Leave out the pictures and copy every record exactly.

Extracted data entries:
□ □ □ □ □

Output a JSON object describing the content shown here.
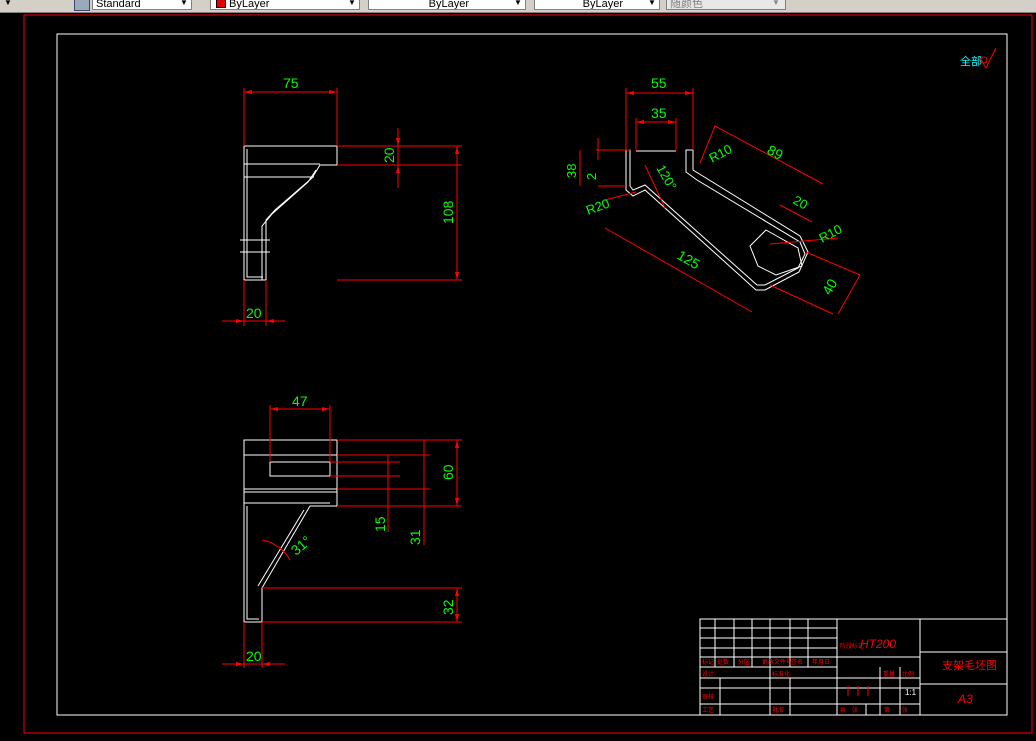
{
  "toolbar": {
    "textstyle": "Standard",
    "color": "ByLayer",
    "linetype": "ByLayer",
    "lineweight": "ByLayer",
    "plotstyle": "随颜色",
    "accent_red": "#e00000"
  },
  "drawing": {
    "colors": {
      "outline": "#ffffff",
      "dimension": "#ff0000",
      "text": "#00ff00",
      "title_text": "#ff0000",
      "roughness": "#00ffff"
    },
    "top_view": {
      "width_top": "75",
      "height_flange": "20",
      "total_height": "108",
      "base_width": "20"
    },
    "iso_view": {
      "slot_outer": "55",
      "slot_inner": "35",
      "left_height": "38",
      "small_gap": "2",
      "angle": "120°",
      "radius_large": "R20",
      "radius_top": "R10",
      "arm_length": "89",
      "slot_width": "20",
      "radius_slot": "R10",
      "overall_length": "125",
      "end_width": "40"
    },
    "front_view": {
      "slot_width": "47",
      "right_height": "60",
      "inner_height": "15",
      "mid_height": "31",
      "angle": "31°",
      "bottom_height": "32",
      "base_width": "20"
    },
    "roughness_note": "全部"
  },
  "title_block": {
    "material": "HT200",
    "part_name": "支架毛坯图",
    "sheet_size": "A3",
    "scale": "1:1",
    "cells": [
      "标记",
      "处数",
      "分区",
      "更改文件号",
      "签名",
      "年月日",
      "设计",
      "标准化",
      "阶段标记",
      "重量",
      "比例",
      "审核",
      "工艺",
      "批准",
      "共",
      "张",
      "第",
      "张"
    ]
  }
}
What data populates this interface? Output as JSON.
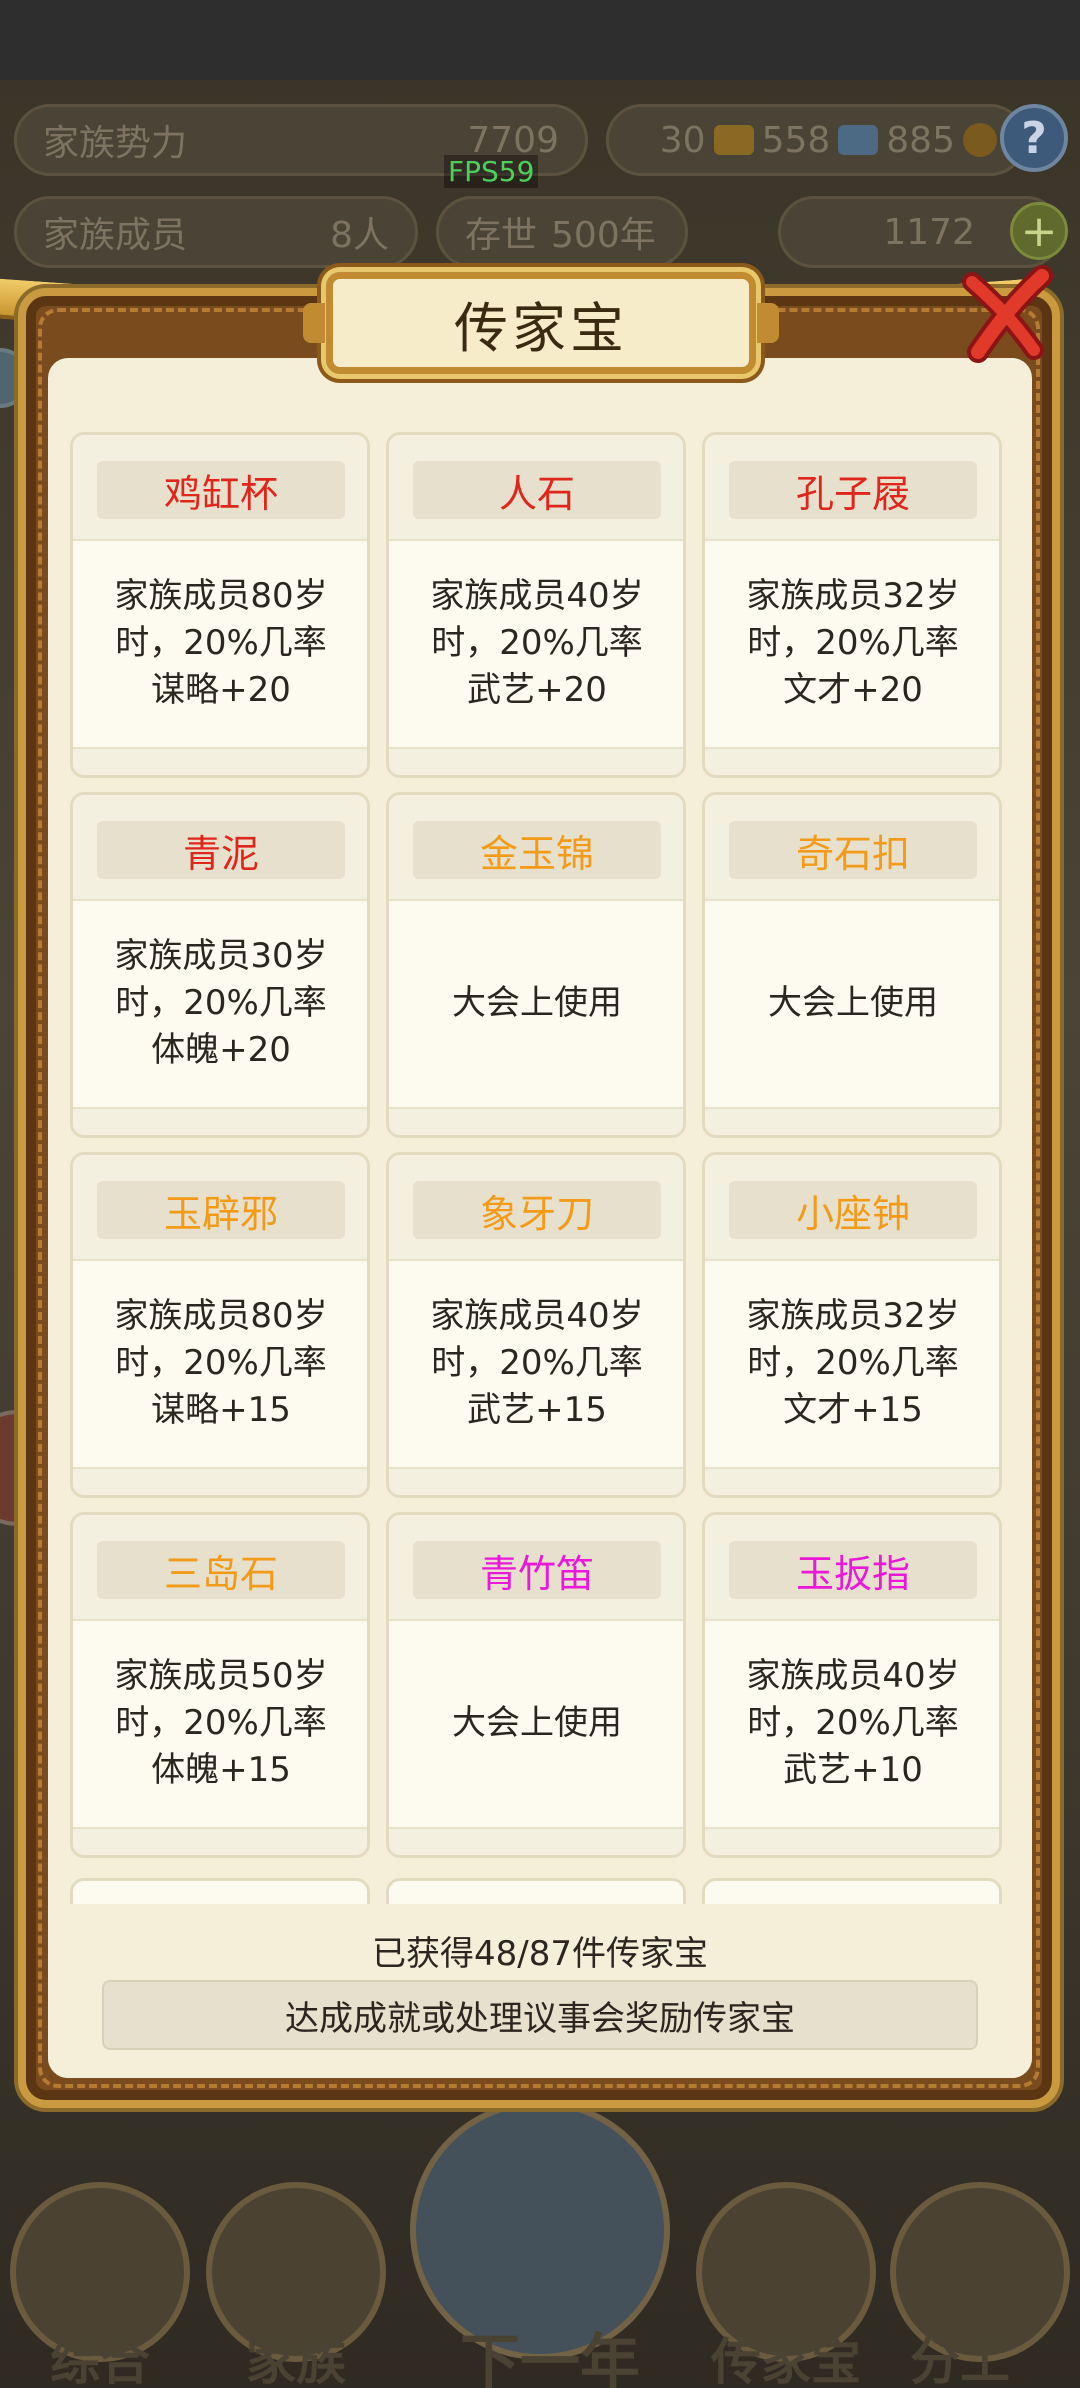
{
  "hud": {
    "power_label": "家族势力",
    "power_value": "7709",
    "members_label": "家族成员",
    "members_value": "8人",
    "age_label": "存世",
    "age_value": "500年",
    "gold_bars": "30",
    "silver_bars": "558",
    "coins": "885",
    "ingots": "1172",
    "fps": "FPS59"
  },
  "modal": {
    "title": "传家宝",
    "items": [
      {
        "name": "鸡缸杯",
        "color": "red",
        "desc": "家族成员80岁\n时，20%几率\n谋略+20"
      },
      {
        "name": "人石",
        "color": "red",
        "desc": "家族成员40岁\n时，20%几率\n武艺+20"
      },
      {
        "name": "孔子屐",
        "color": "red",
        "desc": "家族成员32岁\n时，20%几率\n文才+20"
      },
      {
        "name": "青泥",
        "color": "red",
        "desc": "家族成员30岁\n时，20%几率\n体魄+20"
      },
      {
        "name": "金玉锦",
        "color": "orange",
        "desc": "大会上使用"
      },
      {
        "name": "奇石扣",
        "color": "orange",
        "desc": "大会上使用"
      },
      {
        "name": "玉辟邪",
        "color": "orange",
        "desc": "家族成员80岁\n时，20%几率\n谋略+15"
      },
      {
        "name": "象牙刀",
        "color": "orange",
        "desc": "家族成员40岁\n时，20%几率\n武艺+15"
      },
      {
        "name": "小座钟",
        "color": "orange",
        "desc": "家族成员32岁\n时，20%几率\n文才+15"
      },
      {
        "name": "三岛石",
        "color": "orange",
        "desc": "家族成员50岁\n时，20%几率\n体魄+15"
      },
      {
        "name": "青竹笛",
        "color": "magenta",
        "desc": "大会上使用"
      },
      {
        "name": "玉扳指",
        "color": "magenta",
        "desc": "家族成员40岁\n时，20%几率\n武艺+10"
      }
    ],
    "count_text": "已获得48/87件传家宝",
    "hint_text": "达成成就或处理议事会奖励传家宝"
  },
  "nav": {
    "items": [
      "综合",
      "家族",
      "下一年",
      "传家宝",
      "分工"
    ]
  },
  "colors": {
    "red": "#e0261c",
    "orange": "#f39b18",
    "magenta": "#ea18d9",
    "frame_gold": "#c99a3f",
    "panel_cream": "#f5efd9"
  }
}
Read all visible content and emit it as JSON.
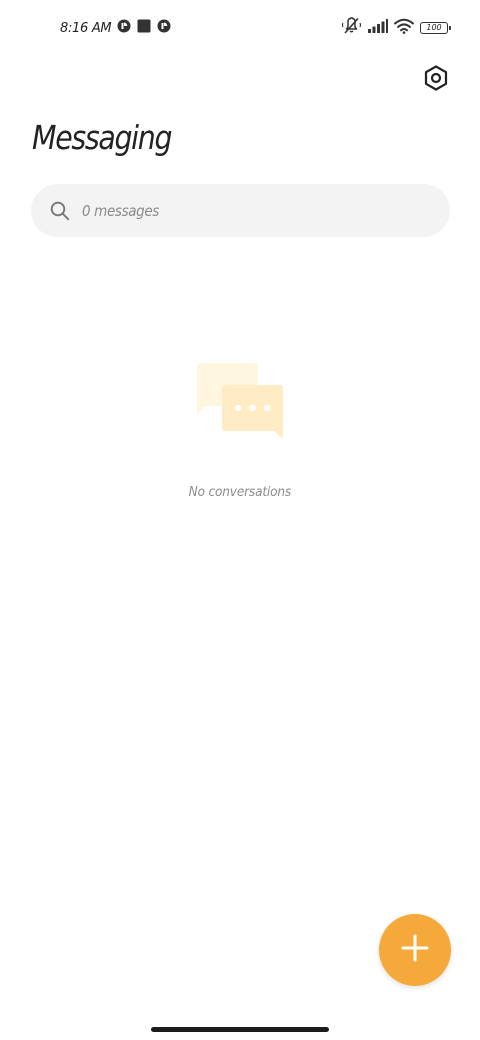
{
  "status_bar": {
    "time": "8:16 AM",
    "battery": "100",
    "icons": [
      "media-icon",
      "app-icon",
      "media-icon",
      "mute-icon",
      "signal-icon",
      "wifi-icon",
      "battery-icon"
    ]
  },
  "header": {
    "title": "Messaging",
    "settings_icon": "settings-icon"
  },
  "search": {
    "placeholder": "0 messages",
    "icon": "search-icon"
  },
  "empty_state": {
    "icon": "chat-bubbles-icon",
    "text": "No conversations"
  },
  "fab": {
    "icon": "plus-icon",
    "color": "#F5A93A"
  },
  "colors": {
    "accent": "#F5A93A",
    "illustration_light": "#FFF6E0",
    "illustration_mid": "#FFECC4",
    "search_background": "#F3F3F3"
  }
}
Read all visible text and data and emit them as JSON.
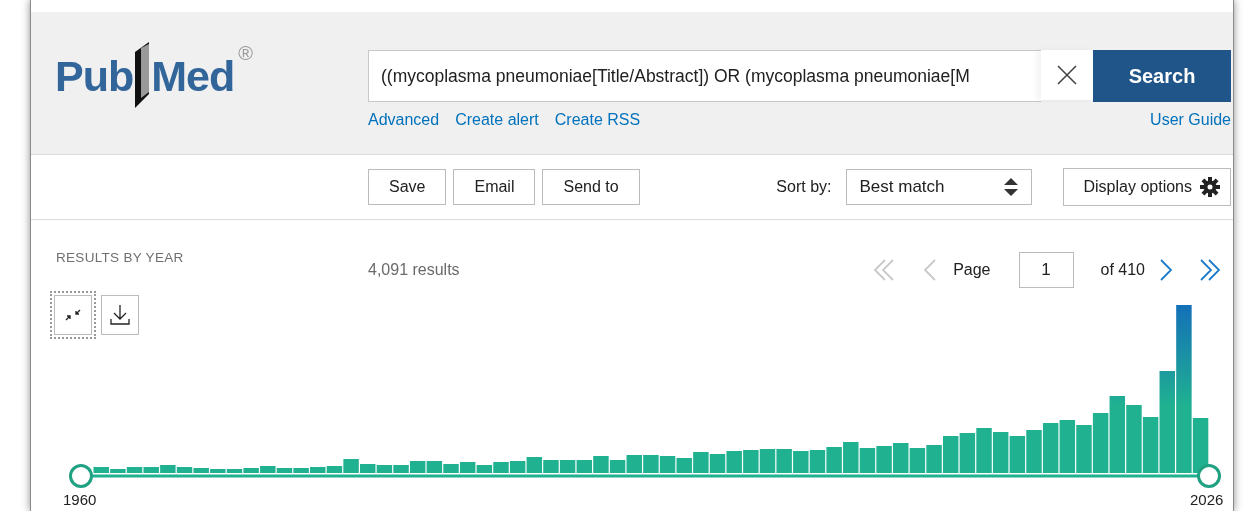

□ □ □ □ □

EXERCISE RESPONSE -
Output a JSON object describing the content shown here.
{
  "toolbar": {
    "textstyle": "Standard",
    "color": "ByLayer",
    "linetype": "ByLayer",
    "lineweight": "ByLayer",
    "plotstyle": "随颜色",
    "accent_red": "#e00000"
  },
  "drawing": {
    "colors": {
      "outline": "#ffffff",
      "dimension": "#ff0000",
      "text": "#00ff00",
      "title_text": "#ff0000",
      "roughness": "#00ffff"
    },
    "top_view": {
      "width_top": "75",
      "height_flange": "20",
      "total_height": "108",
      "base_width": "20"
    },
    "iso_view": {
      "slot_outer": "55",
      "slot_inner": "35",
      "left_height": "38",
      "small_gap": "2",
      "angle": "120°",
      "radius_large": "R20",
      "radius_top": "R10",
      "arm_length": "89",
      "slot_width": "20",
      "radius_slot": "R10",
      "overall_length": "125",
      "end_width": "40"
    },
    "front_view": {
      "slot_width": "47",
      "right_height": "60",
      "inner_height": "15",
      "mid_height": "31",
      "angle": "31°",
      "bottom_height": "32",
      "base_width": "20"
    },
    "roughness_note": "全部"
  },
  "title_block": {
    "material": "HT200",
    "part_name": "支架毛坯图",
    "sheet_size": "A3",
    "scale": "1:1",
    "cells": [
      "标记",
      "处数",
      "分区",
      "更改文件号",
      "签名",
      "年月日",
      "设计",
      "标准化",
      "阶段标记",
      "重量",
      "比例",
      "审核",
      "工艺",
      "批准",
      "共",
      "张",
      "第",
      "张"
    ]
  }
}
What data populates this interface? Output as JSON.
{
  "hud": {
    "power_label": "家族势力",
    "power_value": "7709",
    "members_label": "家族成员",
    "members_value": "8人",
    "age_label": "存世",
    "age_value": "500年",
    "gold_bars": "30",
    "silver_bars": "558",
    "coins": "885",
    "ingots": "1172",
    "fps": "FPS59"
  },
  "modal": {
    "title": "传家宝",
    "items": [
      {
        "name": "鸡缸杯",
        "color": "red",
        "desc": "家族成员80岁\n时，20%几率\n谋略+20"
      },
      {
        "name": "人石",
        "color": "red",
        "desc": "家族成员40岁\n时，20%几率\n武艺+20"
      },
      {
        "name": "孔子屐",
        "color": "red",
        "desc": "家族成员32岁\n时，20%几率\n文才+20"
      },
      {
        "name": "青泥",
        "color": "red",
        "desc": "家族成员30岁\n时，20%几率\n体魄+20"
      },
      {
        "name": "金玉锦",
        "color": "orange",
        "desc": "大会上使用"
      },
      {
        "name": "奇石扣",
        "color": "orange",
        "desc": "大会上使用"
      },
      {
        "name": "玉辟邪",
        "color": "orange",
        "desc": "家族成员80岁\n时，20%几率\n谋略+15"
      },
      {
        "name": "象牙刀",
        "color": "orange",
        "desc": "家族成员40岁\n时，20%几率\n武艺+15"
      },
      {
        "name": "小座钟",
        "color": "orange",
        "desc": "家族成员32岁\n时，20%几率\n文才+15"
      },
      {
        "name": "三岛石",
        "color": "orange",
        "desc": "家族成员50岁\n时，20%几率\n体魄+15"
      },
      {
        "name": "青竹笛",
        "color": "magenta",
        "desc": "大会上使用"
      },
      {
        "name": "玉扳指",
        "color": "magenta",
        "desc": "家族成员40岁\n时，20%几率\n武艺+10"
      }
    ],
    "count_text": "已获得48/87件传家宝",
    "hint_text": "达成成就或处理议事会奖励传家宝"
  },
  "nav": {
    "items": [
      "综合",
      "家族",
      "下一年",
      "传家宝",
      "分工"
    ]
  },
  "colors": {
    "red": "#e0261c",
    "orange": "#f39b18",
    "magenta": "#ea18d9",
    "frame_gold": "#c99a3f",
    "panel_cream": "#f5efd9"
  }
}
Read all visible content and emit it as JSON.
{
  "status_bar": {
    "time": "8:16 AM",
    "battery": "100",
    "icons": [
      "media-icon",
      "app-icon",
      "media-icon",
      "mute-icon",
      "signal-icon",
      "wifi-icon",
      "battery-icon"
    ]
  },
  "header": {
    "title": "Messaging",
    "settings_icon": "settings-icon"
  },
  "search": {
    "placeholder": "0 messages",
    "icon": "search-icon"
  },
  "empty_state": {
    "icon": "chat-bubbles-icon",
    "text": "No conversations"
  },
  "fab": {
    "icon": "plus-icon",
    "color": "#F5A93A"
  },
  "colors": {
    "accent": "#F5A93A",
    "illustration_light": "#FFF6E0",
    "illustration_mid": "#FFECC4",
    "search_background": "#F3F3F3"
  }
}
Read all visible text and data and emit them as JSON.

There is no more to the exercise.